* _Input data_
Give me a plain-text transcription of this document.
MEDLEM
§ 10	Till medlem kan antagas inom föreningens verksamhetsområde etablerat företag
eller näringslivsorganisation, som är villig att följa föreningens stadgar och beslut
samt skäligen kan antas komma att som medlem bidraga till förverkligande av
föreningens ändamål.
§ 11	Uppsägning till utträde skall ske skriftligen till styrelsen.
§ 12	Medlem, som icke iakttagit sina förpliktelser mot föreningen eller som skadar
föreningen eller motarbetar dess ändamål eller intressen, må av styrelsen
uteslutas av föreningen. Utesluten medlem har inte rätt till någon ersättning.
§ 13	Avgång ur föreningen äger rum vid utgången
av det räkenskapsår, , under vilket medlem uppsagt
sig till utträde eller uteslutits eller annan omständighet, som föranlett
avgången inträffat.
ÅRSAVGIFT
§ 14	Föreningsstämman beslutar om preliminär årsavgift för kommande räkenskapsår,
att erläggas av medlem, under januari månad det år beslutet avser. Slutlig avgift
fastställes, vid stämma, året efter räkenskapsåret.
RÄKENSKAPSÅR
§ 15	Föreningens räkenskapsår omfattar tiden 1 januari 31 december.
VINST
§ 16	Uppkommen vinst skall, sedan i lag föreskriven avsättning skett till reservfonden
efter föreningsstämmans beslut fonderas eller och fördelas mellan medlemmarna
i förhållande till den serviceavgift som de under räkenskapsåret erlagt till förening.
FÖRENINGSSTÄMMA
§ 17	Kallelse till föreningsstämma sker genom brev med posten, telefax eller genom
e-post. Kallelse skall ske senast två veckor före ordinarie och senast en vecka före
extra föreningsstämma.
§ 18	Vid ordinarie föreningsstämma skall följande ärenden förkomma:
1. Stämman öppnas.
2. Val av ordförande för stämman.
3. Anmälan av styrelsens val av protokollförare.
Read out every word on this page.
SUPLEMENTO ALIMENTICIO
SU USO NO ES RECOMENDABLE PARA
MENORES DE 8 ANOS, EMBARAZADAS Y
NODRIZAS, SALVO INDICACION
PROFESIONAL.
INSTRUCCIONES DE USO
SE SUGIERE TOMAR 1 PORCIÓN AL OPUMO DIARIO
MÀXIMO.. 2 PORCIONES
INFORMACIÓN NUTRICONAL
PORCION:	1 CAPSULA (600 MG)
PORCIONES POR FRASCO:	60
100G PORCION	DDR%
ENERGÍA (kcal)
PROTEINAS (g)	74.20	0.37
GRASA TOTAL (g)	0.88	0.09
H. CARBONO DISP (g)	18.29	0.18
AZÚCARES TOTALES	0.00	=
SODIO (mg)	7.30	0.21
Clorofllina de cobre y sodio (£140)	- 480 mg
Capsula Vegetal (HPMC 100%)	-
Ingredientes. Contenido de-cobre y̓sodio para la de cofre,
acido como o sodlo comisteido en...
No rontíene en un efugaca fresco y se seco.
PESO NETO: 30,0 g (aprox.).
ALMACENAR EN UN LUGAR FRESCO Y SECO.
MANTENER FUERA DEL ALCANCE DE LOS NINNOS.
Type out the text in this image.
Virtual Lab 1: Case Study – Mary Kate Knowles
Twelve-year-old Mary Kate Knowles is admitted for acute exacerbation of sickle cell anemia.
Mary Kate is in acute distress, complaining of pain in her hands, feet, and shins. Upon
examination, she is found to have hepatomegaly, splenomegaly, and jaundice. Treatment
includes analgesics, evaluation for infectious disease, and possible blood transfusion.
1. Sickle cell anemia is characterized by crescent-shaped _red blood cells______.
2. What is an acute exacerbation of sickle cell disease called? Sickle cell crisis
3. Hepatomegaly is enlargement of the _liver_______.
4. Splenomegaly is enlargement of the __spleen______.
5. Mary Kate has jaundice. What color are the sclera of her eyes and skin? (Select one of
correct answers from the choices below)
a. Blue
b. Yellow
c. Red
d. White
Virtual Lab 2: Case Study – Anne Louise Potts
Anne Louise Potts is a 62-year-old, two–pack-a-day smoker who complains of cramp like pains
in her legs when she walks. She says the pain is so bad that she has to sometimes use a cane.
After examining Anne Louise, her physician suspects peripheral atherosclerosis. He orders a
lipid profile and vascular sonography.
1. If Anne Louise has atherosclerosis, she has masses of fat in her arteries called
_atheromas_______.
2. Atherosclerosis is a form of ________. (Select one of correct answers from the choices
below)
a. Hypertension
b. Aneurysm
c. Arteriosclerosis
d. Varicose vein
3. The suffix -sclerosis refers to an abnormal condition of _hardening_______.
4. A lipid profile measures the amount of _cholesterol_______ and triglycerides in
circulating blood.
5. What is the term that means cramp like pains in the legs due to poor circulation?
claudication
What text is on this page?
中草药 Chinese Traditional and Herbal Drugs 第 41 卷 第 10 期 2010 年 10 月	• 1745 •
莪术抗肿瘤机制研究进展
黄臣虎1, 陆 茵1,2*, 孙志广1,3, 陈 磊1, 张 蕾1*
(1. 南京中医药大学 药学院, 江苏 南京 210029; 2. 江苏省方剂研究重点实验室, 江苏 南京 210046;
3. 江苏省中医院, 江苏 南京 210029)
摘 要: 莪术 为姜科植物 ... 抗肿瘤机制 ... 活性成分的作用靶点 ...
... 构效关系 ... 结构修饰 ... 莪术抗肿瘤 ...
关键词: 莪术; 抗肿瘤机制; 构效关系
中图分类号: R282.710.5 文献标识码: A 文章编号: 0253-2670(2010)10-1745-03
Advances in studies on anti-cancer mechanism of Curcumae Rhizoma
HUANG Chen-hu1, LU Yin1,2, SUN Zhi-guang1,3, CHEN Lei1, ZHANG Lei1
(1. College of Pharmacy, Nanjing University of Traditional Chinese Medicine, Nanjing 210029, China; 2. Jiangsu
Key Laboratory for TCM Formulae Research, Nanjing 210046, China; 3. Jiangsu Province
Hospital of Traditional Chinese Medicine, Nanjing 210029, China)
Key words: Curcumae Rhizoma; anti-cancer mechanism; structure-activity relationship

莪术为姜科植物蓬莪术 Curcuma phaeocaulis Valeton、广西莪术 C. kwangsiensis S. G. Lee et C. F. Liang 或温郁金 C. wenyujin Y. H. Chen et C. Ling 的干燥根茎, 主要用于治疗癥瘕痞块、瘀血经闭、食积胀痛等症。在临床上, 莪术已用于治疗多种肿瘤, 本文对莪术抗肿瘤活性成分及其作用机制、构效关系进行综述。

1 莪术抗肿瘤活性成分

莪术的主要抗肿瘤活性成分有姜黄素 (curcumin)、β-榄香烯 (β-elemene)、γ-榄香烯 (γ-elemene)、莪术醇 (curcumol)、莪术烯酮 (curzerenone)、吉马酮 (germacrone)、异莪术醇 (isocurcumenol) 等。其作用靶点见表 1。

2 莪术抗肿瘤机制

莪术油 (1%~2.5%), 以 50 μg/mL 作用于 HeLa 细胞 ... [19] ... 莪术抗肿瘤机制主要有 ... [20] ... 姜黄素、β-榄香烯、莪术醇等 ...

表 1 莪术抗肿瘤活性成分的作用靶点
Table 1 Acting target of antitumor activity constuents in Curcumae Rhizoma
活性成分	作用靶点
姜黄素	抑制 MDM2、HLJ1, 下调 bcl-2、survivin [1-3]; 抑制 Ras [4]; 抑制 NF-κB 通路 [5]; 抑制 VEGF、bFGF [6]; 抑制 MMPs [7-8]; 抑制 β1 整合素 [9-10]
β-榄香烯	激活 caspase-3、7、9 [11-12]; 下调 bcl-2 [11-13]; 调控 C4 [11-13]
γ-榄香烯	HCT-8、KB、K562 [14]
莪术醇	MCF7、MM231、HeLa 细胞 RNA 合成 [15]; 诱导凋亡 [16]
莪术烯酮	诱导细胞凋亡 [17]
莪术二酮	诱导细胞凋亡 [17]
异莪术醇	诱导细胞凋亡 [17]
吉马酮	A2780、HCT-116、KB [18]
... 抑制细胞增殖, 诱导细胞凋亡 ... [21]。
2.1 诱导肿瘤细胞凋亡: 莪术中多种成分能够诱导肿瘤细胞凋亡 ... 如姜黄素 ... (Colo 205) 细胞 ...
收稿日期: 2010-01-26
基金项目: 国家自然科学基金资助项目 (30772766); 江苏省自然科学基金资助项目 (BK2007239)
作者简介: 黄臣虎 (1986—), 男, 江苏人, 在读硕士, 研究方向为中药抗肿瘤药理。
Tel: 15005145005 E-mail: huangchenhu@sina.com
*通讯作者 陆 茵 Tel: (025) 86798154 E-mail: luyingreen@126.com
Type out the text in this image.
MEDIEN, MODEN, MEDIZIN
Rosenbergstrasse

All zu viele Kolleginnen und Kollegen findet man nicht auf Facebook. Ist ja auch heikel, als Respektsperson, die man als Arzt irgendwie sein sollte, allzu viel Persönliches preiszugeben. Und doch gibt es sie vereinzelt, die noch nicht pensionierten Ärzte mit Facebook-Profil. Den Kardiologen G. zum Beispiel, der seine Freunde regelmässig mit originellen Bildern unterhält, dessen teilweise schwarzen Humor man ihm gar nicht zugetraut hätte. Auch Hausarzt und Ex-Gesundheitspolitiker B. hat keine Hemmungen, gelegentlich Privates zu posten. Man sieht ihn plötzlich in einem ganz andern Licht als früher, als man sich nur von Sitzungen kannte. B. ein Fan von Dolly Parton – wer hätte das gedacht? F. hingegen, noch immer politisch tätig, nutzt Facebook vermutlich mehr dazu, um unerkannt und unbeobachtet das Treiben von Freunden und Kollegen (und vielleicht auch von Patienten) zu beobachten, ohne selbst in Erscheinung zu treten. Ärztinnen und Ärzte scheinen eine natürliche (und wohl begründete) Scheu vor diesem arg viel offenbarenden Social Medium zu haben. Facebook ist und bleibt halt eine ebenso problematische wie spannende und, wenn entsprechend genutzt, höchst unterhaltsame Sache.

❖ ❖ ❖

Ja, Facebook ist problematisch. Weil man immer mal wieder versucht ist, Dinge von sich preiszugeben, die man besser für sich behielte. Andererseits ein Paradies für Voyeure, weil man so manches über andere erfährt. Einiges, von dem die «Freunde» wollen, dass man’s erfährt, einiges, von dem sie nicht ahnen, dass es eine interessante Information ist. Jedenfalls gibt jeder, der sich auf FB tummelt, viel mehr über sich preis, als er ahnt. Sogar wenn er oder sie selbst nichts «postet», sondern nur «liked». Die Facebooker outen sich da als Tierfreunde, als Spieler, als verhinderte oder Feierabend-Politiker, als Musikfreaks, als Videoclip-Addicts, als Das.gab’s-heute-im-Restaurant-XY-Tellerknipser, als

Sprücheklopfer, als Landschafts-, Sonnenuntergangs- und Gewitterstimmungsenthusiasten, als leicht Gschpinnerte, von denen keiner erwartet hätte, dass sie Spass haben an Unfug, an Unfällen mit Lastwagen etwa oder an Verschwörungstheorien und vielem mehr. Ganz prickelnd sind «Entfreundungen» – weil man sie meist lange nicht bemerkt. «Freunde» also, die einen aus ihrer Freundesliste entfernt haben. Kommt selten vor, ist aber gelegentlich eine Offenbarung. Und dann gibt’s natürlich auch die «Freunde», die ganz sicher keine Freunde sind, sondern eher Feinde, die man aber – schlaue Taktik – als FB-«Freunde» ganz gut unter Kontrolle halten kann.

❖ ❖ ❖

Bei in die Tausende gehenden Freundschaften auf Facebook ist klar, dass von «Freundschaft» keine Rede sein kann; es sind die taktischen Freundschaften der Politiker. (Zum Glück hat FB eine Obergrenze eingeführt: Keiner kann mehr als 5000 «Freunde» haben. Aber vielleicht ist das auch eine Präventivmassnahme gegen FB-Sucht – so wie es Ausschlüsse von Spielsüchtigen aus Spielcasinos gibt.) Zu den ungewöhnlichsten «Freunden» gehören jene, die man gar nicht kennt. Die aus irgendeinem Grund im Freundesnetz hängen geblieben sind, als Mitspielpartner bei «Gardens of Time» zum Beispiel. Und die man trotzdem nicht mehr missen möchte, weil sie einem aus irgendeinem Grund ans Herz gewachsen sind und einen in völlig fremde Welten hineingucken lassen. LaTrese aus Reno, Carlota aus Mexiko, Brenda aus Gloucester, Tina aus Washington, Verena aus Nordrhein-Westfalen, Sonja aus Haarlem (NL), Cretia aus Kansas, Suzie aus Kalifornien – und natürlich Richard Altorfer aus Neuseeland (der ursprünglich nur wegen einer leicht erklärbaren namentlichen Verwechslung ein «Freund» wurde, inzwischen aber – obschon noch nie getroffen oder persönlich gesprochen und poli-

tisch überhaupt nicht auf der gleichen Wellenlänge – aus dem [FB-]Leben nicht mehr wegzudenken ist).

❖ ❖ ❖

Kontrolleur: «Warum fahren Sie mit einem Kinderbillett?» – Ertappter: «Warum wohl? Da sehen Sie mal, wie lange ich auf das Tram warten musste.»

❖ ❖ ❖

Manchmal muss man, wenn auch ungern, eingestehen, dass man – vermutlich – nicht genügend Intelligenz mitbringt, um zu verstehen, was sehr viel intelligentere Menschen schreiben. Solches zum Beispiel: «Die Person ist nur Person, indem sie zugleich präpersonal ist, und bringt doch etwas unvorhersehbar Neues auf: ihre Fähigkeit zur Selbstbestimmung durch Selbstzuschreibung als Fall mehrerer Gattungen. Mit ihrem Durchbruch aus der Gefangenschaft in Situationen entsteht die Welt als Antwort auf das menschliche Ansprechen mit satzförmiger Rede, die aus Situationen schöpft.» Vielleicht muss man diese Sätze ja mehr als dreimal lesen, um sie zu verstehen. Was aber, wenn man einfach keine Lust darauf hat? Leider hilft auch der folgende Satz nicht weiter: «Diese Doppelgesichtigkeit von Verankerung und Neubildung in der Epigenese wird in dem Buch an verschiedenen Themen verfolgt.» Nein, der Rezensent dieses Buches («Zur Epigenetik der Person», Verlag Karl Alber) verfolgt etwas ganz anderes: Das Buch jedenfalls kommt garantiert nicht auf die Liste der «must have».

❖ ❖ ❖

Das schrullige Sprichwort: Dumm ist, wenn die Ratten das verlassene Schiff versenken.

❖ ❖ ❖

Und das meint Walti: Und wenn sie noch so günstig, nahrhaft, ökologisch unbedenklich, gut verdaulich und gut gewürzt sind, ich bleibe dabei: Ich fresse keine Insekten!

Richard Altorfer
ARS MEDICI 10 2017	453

* _What needs to be done_
Return all lines of the data in which the string "sina" appears.

* _Solution_
§ 12	Medlem, som icke iakttagit sina förpliktelser mot föreningen eller som skadar
Tel: 15005145005 E-mail: huangchenhu@sina.com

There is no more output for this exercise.